Write out every line of the material as it stands, apart from the pictures.

+ + + + +

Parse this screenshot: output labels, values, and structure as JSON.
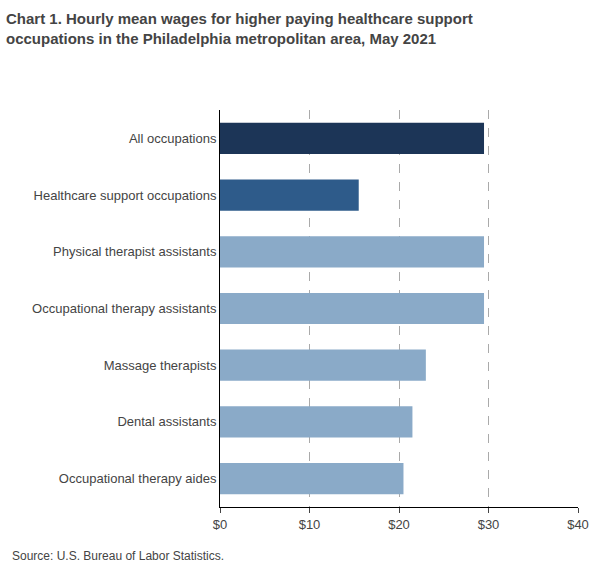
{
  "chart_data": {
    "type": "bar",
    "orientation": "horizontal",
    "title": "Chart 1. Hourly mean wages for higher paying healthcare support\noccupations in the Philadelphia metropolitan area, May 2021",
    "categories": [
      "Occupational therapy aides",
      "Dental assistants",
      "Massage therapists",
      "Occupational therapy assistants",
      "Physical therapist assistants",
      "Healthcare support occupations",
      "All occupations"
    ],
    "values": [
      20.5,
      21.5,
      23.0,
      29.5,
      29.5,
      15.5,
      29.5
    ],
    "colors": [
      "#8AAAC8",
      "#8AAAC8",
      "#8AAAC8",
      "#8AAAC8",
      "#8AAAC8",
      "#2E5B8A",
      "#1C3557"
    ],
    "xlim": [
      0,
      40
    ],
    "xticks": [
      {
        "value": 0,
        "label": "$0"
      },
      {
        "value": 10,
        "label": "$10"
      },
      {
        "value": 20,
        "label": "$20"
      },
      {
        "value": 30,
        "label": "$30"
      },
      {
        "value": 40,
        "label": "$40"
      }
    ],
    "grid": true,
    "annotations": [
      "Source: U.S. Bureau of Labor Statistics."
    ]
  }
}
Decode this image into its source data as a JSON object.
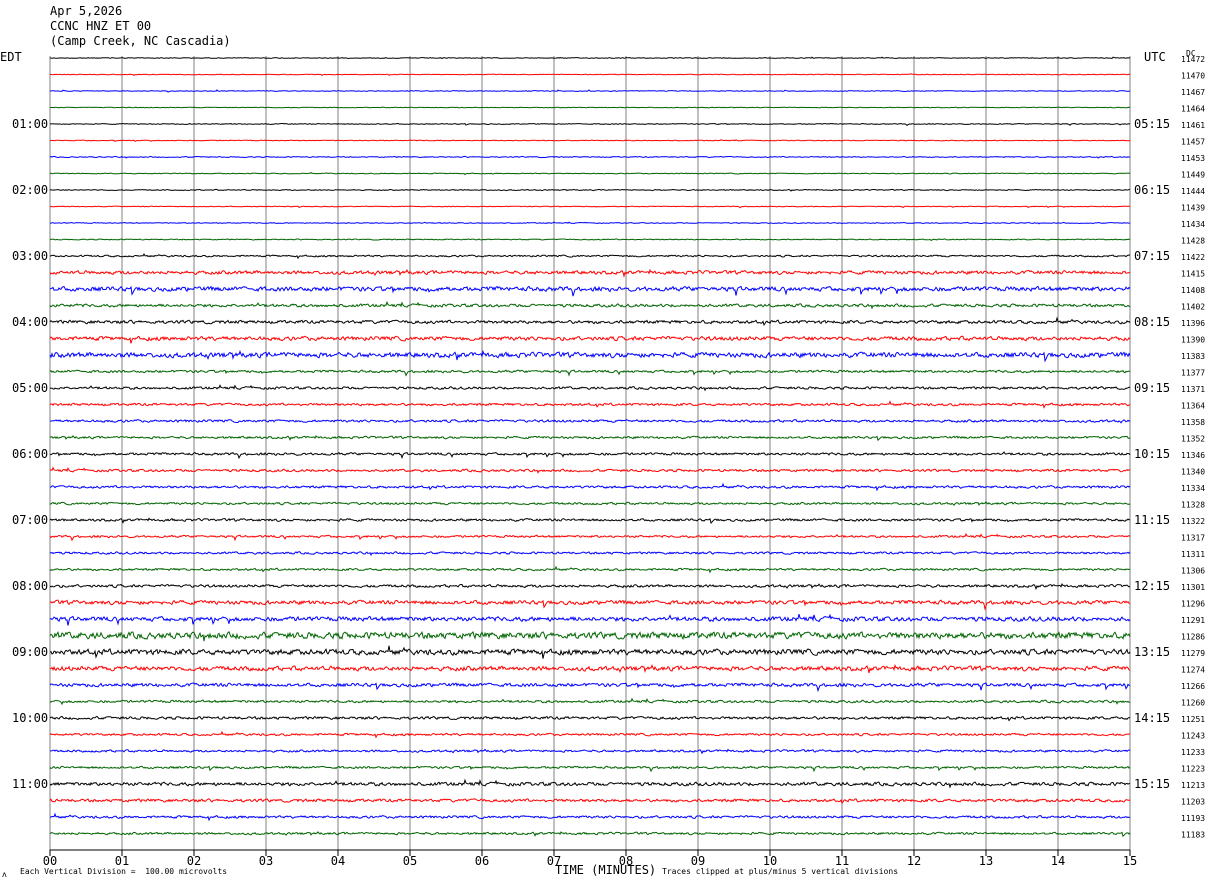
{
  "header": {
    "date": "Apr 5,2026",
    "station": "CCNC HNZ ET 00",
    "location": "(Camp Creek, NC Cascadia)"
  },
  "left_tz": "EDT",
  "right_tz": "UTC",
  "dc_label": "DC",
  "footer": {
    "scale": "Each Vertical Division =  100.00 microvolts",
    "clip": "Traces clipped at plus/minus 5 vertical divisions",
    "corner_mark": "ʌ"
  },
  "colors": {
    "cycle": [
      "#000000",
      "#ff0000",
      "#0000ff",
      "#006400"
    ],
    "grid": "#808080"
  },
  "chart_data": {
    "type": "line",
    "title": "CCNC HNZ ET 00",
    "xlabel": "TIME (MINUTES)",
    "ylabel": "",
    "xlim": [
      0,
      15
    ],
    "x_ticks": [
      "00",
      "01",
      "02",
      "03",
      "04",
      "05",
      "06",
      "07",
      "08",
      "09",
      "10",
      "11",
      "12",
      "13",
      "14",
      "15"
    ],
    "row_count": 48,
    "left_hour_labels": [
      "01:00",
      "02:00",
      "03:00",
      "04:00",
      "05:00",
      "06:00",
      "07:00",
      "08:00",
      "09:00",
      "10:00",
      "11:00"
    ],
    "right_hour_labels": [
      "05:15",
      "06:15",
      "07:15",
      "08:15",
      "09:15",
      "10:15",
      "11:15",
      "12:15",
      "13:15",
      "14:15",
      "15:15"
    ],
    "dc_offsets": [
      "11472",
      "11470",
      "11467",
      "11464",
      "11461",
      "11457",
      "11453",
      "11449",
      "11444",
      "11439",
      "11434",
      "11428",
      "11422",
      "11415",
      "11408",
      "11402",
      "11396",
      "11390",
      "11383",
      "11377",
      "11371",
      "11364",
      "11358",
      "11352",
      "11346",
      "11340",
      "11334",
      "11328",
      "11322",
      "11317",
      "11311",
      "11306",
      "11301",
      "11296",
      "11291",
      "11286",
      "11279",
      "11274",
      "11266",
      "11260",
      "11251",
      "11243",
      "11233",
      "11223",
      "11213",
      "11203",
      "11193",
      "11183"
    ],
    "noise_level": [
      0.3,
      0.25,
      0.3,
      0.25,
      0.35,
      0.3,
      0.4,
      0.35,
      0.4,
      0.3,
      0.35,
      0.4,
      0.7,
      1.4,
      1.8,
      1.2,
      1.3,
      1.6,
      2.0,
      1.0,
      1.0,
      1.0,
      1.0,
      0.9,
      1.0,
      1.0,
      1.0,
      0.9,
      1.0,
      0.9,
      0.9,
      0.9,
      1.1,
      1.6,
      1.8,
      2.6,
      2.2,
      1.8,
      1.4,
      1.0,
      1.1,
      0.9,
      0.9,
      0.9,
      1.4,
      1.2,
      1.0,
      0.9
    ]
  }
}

+ + + + +

Answer for this exercise:
Parse this screenshot: output labels, values, and structure as JSON.
{
  "chart_data": {
    "type": "bar",
    "orientation": "horizontal",
    "title": "Chart 1. Hourly mean wages for higher paying healthcare support\noccupations in the Philadelphia metropolitan area, May 2021",
    "categories": [
      "Occupational therapy aides",
      "Dental assistants",
      "Massage therapists",
      "Occupational therapy assistants",
      "Physical therapist assistants",
      "Healthcare support occupations",
      "All occupations"
    ],
    "values": [
      20.5,
      21.5,
      23.0,
      29.5,
      29.5,
      15.5,
      29.5
    ],
    "colors": [
      "#8AAAC8",
      "#8AAAC8",
      "#8AAAC8",
      "#8AAAC8",
      "#8AAAC8",
      "#2E5B8A",
      "#1C3557"
    ],
    "xlim": [
      0,
      40
    ],
    "xticks": [
      {
        "value": 0,
        "label": "$0"
      },
      {
        "value": 10,
        "label": "$10"
      },
      {
        "value": 20,
        "label": "$20"
      },
      {
        "value": 30,
        "label": "$30"
      },
      {
        "value": 40,
        "label": "$40"
      }
    ],
    "grid": true,
    "annotations": [
      "Source: U.S. Bureau of Labor Statistics."
    ]
  }
}
Decode this image into its source data as a JSON object.
{
  "header": {
    "date": "Apr 5,2026",
    "station": "CCNC HNZ ET 00",
    "location": "(Camp Creek, NC Cascadia)"
  },
  "left_tz": "EDT",
  "right_tz": "UTC",
  "dc_label": "DC",
  "footer": {
    "scale": "Each Vertical Division =  100.00 microvolts",
    "clip": "Traces clipped at plus/minus 5 vertical divisions",
    "corner_mark": "ʌ"
  },
  "colors": {
    "cycle": [
      "#000000",
      "#ff0000",
      "#0000ff",
      "#006400"
    ],
    "grid": "#808080"
  },
  "chart_data": {
    "type": "line",
    "title": "CCNC HNZ ET 00",
    "xlabel": "TIME (MINUTES)",
    "ylabel": "",
    "xlim": [
      0,
      15
    ],
    "x_ticks": [
      "00",
      "01",
      "02",
      "03",
      "04",
      "05",
      "06",
      "07",
      "08",
      "09",
      "10",
      "11",
      "12",
      "13",
      "14",
      "15"
    ],
    "row_count": 48,
    "left_hour_labels": [
      "01:00",
      "02:00",
      "03:00",
      "04:00",
      "05:00",
      "06:00",
      "07:00",
      "08:00",
      "09:00",
      "10:00",
      "11:00"
    ],
    "right_hour_labels": [
      "05:15",
      "06:15",
      "07:15",
      "08:15",
      "09:15",
      "10:15",
      "11:15",
      "12:15",
      "13:15",
      "14:15",
      "15:15"
    ],
    "dc_offsets": [
      "11472",
      "11470",
      "11467",
      "11464",
      "11461",
      "11457",
      "11453",
      "11449",
      "11444",
      "11439",
      "11434",
      "11428",
      "11422",
      "11415",
      "11408",
      "11402",
      "11396",
      "11390",
      "11383",
      "11377",
      "11371",
      "11364",
      "11358",
      "11352",
      "11346",
      "11340",
      "11334",
      "11328",
      "11322",
      "11317",
      "11311",
      "11306",
      "11301",
      "11296",
      "11291",
      "11286",
      "11279",
      "11274",
      "11266",
      "11260",
      "11251",
      "11243",
      "11233",
      "11223",
      "11213",
      "11203",
      "11193",
      "11183"
    ],
    "noise_level": [
      0.3,
      0.25,
      0.3,
      0.25,
      0.35,
      0.3,
      0.4,
      0.35,
      0.4,
      0.3,
      0.35,
      0.4,
      0.7,
      1.4,
      1.8,
      1.2,
      1.3,
      1.6,
      2.0,
      1.0,
      1.0,
      1.0,
      1.0,
      0.9,
      1.0,
      1.0,
      1.0,
      0.9,
      1.0,
      0.9,
      0.9,
      0.9,
      1.1,
      1.6,
      1.8,
      2.6,
      2.2,
      1.8,
      1.4,
      1.0,
      1.1,
      0.9,
      0.9,
      0.9,
      1.4,
      1.2,
      1.0,
      0.9
    ]
  }
}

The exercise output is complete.